Stored entries
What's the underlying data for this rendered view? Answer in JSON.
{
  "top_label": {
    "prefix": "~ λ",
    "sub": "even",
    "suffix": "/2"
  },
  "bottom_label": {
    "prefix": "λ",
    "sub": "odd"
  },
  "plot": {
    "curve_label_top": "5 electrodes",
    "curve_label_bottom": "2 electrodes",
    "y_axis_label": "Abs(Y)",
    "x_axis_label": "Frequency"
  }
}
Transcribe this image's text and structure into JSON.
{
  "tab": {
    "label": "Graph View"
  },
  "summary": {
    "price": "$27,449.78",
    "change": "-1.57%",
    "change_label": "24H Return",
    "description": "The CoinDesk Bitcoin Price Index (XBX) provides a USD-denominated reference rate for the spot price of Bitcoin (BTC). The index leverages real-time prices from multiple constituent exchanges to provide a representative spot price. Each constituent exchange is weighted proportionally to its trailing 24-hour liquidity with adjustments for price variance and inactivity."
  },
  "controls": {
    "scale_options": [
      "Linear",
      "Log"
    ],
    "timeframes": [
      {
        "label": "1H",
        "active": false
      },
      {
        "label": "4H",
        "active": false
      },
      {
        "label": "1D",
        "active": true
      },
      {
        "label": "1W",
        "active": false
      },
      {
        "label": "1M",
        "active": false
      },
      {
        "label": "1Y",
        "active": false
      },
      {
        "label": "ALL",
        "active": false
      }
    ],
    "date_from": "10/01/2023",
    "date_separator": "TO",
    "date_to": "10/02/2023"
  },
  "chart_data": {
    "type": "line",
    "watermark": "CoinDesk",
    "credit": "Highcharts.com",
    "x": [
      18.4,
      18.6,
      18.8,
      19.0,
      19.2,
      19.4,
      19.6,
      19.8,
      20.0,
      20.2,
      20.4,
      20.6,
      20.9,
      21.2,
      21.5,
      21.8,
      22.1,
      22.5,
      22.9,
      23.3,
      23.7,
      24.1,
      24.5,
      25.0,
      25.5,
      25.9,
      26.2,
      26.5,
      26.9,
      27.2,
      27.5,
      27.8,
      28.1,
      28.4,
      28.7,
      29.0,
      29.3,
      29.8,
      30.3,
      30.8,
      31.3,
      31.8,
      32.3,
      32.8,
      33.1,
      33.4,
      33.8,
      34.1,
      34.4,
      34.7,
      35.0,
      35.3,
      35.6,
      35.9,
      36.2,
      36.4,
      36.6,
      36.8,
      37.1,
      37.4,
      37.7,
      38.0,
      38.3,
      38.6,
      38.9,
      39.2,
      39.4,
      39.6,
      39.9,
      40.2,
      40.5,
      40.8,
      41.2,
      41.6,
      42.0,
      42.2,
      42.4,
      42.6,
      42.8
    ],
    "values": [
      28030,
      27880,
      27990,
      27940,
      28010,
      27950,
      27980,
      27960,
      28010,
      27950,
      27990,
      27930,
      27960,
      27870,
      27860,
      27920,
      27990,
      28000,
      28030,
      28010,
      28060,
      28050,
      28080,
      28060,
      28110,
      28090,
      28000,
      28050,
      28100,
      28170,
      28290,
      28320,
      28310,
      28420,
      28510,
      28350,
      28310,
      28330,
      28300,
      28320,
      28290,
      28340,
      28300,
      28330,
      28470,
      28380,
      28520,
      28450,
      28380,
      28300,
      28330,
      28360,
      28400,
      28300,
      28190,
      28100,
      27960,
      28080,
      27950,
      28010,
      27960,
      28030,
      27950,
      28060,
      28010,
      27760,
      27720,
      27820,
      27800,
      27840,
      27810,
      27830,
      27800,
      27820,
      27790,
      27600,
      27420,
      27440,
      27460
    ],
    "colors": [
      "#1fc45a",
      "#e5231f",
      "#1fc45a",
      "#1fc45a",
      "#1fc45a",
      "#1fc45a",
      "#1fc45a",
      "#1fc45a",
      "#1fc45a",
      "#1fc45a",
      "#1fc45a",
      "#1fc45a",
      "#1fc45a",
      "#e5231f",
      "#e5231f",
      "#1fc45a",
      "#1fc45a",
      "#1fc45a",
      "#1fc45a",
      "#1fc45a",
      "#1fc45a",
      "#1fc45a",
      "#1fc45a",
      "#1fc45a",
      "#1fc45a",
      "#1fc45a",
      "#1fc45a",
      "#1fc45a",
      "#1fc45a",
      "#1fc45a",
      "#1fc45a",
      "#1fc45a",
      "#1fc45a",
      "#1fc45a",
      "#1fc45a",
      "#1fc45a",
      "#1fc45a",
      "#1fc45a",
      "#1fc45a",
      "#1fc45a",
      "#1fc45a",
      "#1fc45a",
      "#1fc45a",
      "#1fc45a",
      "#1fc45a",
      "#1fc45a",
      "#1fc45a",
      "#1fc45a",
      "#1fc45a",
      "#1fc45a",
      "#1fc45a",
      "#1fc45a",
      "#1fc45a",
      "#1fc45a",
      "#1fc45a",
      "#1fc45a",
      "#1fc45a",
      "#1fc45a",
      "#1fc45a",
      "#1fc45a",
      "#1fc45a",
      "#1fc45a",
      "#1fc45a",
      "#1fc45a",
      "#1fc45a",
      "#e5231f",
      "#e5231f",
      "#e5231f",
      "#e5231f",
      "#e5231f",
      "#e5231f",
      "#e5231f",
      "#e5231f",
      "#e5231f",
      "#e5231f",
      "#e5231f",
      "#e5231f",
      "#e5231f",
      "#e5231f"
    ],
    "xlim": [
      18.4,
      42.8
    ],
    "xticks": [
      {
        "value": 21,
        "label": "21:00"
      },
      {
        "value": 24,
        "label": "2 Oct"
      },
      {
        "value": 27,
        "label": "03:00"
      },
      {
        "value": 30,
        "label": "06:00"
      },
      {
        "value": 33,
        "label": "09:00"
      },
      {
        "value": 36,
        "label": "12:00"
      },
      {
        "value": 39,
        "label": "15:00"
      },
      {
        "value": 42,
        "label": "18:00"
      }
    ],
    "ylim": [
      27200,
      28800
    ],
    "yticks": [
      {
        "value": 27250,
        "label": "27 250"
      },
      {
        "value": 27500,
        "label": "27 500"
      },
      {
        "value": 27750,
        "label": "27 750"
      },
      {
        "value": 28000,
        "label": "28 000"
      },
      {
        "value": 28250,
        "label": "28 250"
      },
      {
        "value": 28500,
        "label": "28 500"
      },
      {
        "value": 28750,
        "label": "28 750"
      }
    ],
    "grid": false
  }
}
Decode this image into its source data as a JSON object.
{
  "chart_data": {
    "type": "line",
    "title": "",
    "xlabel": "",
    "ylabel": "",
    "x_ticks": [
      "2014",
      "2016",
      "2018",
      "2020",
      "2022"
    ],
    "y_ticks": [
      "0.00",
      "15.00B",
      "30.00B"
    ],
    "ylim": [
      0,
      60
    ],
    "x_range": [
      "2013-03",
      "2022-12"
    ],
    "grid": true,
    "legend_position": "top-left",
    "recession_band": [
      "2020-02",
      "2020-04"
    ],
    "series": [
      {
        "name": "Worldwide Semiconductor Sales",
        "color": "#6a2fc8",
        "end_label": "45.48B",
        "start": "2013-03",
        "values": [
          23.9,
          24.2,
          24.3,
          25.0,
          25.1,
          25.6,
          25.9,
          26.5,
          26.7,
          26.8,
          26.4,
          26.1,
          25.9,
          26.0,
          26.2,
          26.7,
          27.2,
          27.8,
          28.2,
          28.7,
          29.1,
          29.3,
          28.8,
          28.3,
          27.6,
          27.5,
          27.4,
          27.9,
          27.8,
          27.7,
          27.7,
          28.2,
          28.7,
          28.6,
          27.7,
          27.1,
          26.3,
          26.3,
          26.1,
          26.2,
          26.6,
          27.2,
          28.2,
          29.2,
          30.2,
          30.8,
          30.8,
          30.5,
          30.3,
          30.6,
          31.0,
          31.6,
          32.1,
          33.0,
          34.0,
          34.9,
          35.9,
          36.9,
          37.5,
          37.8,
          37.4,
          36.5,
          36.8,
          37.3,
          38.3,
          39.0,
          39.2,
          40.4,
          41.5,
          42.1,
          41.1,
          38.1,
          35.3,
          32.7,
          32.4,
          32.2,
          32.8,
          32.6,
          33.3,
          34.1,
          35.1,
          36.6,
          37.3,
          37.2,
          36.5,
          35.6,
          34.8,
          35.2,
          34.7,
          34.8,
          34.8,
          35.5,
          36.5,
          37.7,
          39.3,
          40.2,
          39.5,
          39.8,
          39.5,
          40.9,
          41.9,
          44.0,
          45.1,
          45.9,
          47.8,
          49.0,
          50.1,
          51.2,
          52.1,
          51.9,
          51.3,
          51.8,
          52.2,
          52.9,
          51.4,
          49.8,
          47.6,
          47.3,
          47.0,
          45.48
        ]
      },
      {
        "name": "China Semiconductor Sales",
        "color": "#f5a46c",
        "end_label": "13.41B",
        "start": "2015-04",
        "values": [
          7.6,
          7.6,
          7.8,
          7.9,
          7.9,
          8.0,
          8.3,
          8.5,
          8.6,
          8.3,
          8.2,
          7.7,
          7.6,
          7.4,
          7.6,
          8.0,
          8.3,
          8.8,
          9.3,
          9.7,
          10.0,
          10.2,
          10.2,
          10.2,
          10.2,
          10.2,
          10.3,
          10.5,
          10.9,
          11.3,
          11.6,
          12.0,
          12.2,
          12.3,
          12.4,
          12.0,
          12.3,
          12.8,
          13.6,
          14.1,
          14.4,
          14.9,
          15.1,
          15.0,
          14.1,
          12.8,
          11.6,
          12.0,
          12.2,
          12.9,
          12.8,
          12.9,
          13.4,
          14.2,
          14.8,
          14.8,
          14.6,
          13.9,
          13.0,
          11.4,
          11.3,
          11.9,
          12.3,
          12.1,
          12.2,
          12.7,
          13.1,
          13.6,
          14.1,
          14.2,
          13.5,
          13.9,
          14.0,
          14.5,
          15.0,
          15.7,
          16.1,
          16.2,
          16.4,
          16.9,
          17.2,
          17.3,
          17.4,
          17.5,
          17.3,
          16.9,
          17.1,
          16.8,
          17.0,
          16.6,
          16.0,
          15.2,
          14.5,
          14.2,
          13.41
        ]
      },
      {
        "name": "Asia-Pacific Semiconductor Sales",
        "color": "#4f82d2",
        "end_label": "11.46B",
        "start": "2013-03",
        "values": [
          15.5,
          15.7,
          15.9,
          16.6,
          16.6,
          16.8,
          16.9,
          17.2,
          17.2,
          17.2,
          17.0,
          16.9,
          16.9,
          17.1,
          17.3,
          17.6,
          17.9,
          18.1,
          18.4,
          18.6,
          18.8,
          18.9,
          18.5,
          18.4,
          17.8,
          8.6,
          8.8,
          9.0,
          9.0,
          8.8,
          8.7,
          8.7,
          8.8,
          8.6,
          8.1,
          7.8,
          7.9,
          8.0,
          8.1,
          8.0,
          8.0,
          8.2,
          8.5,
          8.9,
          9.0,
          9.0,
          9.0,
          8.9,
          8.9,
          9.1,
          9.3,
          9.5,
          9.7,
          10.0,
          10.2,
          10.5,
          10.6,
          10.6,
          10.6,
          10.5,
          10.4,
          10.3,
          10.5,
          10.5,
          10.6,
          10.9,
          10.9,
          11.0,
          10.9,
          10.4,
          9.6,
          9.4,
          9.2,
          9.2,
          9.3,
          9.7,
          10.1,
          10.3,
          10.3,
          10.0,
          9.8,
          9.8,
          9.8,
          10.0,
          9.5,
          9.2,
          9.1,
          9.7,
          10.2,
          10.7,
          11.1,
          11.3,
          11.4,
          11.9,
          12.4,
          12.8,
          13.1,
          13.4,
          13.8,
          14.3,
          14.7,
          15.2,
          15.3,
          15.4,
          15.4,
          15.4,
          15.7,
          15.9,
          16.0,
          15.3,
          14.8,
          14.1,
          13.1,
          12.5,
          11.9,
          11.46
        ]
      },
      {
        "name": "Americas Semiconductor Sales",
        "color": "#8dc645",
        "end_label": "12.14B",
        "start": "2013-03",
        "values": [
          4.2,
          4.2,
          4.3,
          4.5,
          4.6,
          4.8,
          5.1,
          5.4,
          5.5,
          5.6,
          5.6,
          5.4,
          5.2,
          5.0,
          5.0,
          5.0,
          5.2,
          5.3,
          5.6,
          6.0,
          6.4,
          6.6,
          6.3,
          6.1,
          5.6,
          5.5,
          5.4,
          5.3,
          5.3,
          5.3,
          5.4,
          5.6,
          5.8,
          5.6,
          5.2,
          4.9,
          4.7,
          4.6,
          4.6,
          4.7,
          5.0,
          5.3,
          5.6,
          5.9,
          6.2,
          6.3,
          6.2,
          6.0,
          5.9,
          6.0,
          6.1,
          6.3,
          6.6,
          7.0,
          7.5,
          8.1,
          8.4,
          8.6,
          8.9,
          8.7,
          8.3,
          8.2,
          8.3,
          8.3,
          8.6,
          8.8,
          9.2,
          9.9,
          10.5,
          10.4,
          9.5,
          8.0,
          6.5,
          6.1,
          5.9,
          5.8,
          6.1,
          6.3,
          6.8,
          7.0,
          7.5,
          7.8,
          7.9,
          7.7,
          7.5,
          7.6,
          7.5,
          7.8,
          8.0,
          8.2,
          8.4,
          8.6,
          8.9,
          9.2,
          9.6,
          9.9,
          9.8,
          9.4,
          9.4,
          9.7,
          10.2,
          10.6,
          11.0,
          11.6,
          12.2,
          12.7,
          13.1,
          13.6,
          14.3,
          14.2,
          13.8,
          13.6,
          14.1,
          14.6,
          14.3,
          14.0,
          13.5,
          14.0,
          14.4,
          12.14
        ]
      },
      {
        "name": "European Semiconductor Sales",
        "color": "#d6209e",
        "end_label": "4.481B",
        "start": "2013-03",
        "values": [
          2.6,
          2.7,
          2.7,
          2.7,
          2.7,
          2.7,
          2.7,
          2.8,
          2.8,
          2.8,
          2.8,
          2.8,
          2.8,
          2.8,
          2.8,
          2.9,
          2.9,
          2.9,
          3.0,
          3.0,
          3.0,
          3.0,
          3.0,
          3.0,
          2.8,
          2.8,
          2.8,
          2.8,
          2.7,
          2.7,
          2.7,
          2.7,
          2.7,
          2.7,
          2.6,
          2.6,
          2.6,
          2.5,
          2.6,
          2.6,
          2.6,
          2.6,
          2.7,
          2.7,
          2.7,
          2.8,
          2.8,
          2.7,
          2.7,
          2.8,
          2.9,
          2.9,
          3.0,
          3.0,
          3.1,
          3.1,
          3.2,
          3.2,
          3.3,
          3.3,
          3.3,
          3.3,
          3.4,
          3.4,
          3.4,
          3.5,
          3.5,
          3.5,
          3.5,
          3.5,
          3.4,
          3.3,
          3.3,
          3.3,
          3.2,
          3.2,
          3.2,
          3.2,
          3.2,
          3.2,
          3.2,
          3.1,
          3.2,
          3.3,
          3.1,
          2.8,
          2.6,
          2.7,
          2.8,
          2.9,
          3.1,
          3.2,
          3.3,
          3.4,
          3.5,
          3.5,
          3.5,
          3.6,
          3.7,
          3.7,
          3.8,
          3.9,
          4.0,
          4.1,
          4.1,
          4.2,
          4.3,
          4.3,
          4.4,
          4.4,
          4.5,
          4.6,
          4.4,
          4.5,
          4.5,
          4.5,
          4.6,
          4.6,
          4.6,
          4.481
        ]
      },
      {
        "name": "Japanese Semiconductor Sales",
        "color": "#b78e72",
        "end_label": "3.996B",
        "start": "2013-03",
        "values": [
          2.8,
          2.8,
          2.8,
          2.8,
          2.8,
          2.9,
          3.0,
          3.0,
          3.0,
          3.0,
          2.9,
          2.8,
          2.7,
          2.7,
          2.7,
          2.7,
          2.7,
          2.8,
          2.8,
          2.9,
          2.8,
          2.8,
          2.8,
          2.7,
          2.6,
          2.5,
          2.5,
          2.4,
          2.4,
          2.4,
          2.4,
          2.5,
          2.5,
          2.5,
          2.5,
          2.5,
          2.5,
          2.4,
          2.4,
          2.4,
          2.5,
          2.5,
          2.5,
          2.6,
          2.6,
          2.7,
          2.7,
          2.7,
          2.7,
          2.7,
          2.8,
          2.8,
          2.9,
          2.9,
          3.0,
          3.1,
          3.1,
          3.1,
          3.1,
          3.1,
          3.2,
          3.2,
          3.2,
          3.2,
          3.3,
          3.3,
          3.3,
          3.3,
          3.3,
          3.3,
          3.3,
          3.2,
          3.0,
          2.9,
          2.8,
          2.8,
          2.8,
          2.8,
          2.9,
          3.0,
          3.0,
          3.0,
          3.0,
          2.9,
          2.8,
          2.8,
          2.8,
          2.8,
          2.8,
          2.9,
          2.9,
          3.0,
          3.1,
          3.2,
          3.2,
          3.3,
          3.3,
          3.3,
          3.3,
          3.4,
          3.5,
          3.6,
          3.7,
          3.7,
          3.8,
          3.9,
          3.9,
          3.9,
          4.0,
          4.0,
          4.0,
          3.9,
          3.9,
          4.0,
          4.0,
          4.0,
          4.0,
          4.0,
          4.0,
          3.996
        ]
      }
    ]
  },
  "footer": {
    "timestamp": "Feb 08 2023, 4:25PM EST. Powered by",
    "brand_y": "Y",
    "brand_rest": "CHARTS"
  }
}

• _EXERCISE DETAILS_
Scan the listing above for the word "Semiconductor" and show each line where it is found.

• _PROBLEM SOLUTION_
        "name": "Worldwide Semiconductor Sales",
        "name": "China Semiconductor Sales",
        "name": "Asia-Pacific Semiconductor Sales",
        "name": "Americas Semiconductor Sales",
        "name": "European Semiconductor Sales",
        "name": "Japanese Semiconductor Sales",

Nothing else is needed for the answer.